*Material for this task*:
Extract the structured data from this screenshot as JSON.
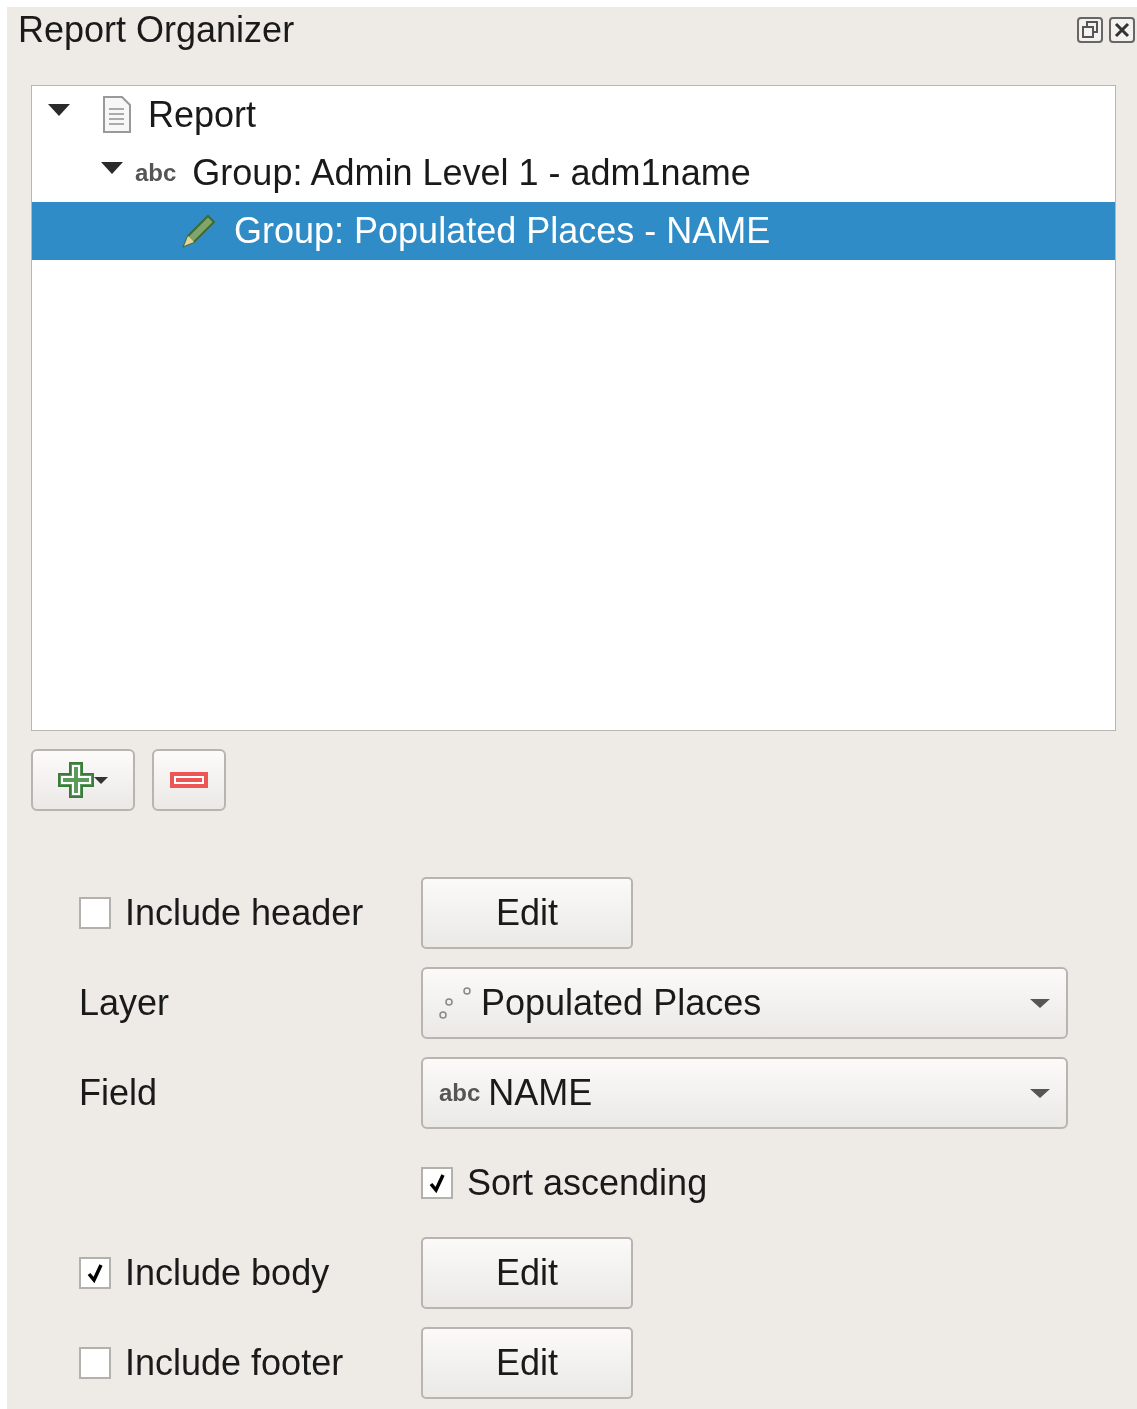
{
  "panel": {
    "title": "Report Organizer"
  },
  "tree": [
    {
      "label": "Report",
      "kind": "report",
      "expanded": true,
      "selected": false,
      "children": [
        {
          "label": "Group: Admin Level 1 - adm1name",
          "kind": "field-group",
          "badge": "abc",
          "expanded": true,
          "selected": false,
          "children": [
            {
              "label": "Group: Populated Places - NAME",
              "kind": "edit-group",
              "selected": true
            }
          ]
        }
      ]
    }
  ],
  "settings": [
    {
      "kind": "check-edit",
      "label": "Include header",
      "checked": false,
      "button": "Edit"
    },
    {
      "kind": "layer-combo",
      "label": "Layer",
      "value": "Populated Places"
    },
    {
      "kind": "field-combo",
      "label": "Field",
      "badge": "abc",
      "value": "NAME"
    },
    {
      "kind": "check",
      "label": "Sort ascending",
      "checked": true
    },
    {
      "kind": "check-edit",
      "label": "Include body",
      "checked": true,
      "button": "Edit"
    },
    {
      "kind": "check-edit",
      "label": "Include footer",
      "checked": false,
      "button": "Edit"
    }
  ]
}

*Task statement*: On how many lines does the word "checked" appear? Answer with only the number.

*Answer to the task*: 4